## [EXERCISE INSTRUCTIONS]
In the entries below, count every line with the word "Chạm". Return only the count.

═════ DATA LINES ═════

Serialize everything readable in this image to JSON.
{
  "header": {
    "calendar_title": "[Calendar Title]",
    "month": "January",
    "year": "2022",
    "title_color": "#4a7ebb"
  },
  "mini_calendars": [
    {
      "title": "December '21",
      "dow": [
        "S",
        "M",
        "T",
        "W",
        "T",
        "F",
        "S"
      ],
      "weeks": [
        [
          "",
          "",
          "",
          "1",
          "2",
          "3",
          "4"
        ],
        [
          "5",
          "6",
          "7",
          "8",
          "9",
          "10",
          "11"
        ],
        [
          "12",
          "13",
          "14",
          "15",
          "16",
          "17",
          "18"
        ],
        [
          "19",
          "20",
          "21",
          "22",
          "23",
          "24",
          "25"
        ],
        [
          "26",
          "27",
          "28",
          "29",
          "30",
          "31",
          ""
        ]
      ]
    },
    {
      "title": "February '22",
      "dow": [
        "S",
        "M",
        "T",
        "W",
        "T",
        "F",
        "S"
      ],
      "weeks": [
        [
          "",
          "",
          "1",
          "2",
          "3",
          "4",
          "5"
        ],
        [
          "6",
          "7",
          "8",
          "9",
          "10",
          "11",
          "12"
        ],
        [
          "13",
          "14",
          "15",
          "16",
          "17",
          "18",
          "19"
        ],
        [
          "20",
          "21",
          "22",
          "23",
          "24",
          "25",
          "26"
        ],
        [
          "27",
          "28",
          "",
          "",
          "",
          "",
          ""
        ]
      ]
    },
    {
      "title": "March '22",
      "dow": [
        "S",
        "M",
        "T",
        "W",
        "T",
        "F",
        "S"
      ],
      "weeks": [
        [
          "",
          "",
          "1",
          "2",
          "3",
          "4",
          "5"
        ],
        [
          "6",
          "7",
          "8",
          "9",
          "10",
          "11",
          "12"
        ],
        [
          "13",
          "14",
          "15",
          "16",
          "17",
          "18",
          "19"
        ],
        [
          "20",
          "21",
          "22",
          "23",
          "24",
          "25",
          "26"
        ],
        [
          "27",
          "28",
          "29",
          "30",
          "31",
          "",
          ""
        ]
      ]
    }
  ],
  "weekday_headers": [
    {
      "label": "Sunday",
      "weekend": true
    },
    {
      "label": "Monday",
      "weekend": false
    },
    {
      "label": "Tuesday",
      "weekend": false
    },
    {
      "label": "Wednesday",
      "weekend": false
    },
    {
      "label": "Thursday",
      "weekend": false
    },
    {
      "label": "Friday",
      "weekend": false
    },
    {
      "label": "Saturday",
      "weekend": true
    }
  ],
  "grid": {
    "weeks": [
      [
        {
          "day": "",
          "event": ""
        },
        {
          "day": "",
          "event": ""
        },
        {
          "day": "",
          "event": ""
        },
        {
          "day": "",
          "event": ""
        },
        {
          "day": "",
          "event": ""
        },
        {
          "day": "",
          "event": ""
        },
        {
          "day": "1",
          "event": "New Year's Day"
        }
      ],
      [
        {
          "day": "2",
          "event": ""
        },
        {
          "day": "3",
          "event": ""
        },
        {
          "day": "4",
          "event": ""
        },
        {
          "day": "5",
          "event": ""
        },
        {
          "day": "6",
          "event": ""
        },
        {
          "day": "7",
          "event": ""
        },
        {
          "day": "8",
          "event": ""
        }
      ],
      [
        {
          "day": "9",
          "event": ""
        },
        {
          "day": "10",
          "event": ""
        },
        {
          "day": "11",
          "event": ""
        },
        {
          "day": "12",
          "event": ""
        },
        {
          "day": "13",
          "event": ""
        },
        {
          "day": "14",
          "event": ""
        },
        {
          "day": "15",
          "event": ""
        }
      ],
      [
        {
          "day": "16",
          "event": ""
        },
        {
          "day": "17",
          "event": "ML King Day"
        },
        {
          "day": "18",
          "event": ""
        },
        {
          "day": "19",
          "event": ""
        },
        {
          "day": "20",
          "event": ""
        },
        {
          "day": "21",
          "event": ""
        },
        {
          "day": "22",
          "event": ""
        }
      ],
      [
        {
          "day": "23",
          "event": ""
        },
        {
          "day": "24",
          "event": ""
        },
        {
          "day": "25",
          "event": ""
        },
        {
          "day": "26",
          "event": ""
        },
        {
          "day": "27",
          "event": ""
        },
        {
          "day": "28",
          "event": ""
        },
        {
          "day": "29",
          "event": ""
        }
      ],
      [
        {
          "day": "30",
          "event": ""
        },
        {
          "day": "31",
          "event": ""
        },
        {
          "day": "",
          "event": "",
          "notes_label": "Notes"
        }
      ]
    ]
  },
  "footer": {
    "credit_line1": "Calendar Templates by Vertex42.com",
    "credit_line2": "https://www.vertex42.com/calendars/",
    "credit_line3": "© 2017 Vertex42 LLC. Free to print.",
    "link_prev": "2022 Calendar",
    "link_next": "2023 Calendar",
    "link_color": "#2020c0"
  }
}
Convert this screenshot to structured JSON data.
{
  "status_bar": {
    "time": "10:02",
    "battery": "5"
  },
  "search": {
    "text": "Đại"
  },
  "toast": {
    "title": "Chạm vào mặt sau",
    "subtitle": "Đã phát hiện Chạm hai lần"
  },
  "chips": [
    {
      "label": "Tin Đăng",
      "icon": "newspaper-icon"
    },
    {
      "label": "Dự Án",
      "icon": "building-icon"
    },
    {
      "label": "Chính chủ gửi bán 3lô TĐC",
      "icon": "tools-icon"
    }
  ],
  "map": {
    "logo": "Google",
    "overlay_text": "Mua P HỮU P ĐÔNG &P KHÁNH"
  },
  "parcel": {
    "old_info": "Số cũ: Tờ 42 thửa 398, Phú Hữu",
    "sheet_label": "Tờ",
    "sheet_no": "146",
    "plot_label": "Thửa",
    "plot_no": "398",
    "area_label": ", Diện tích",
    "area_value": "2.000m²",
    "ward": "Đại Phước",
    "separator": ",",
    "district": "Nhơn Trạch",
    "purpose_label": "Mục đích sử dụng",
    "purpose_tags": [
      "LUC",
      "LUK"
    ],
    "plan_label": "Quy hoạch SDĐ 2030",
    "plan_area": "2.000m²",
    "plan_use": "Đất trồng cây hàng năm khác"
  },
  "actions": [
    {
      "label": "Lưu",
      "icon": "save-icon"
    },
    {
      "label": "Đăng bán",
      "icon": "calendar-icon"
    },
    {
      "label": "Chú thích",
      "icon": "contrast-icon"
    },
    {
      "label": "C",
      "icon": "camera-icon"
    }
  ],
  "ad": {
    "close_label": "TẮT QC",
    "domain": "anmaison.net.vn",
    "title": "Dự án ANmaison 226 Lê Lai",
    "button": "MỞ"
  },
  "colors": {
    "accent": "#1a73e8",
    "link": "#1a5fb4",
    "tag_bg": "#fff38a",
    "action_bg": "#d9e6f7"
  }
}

═════

## [REPLY]
2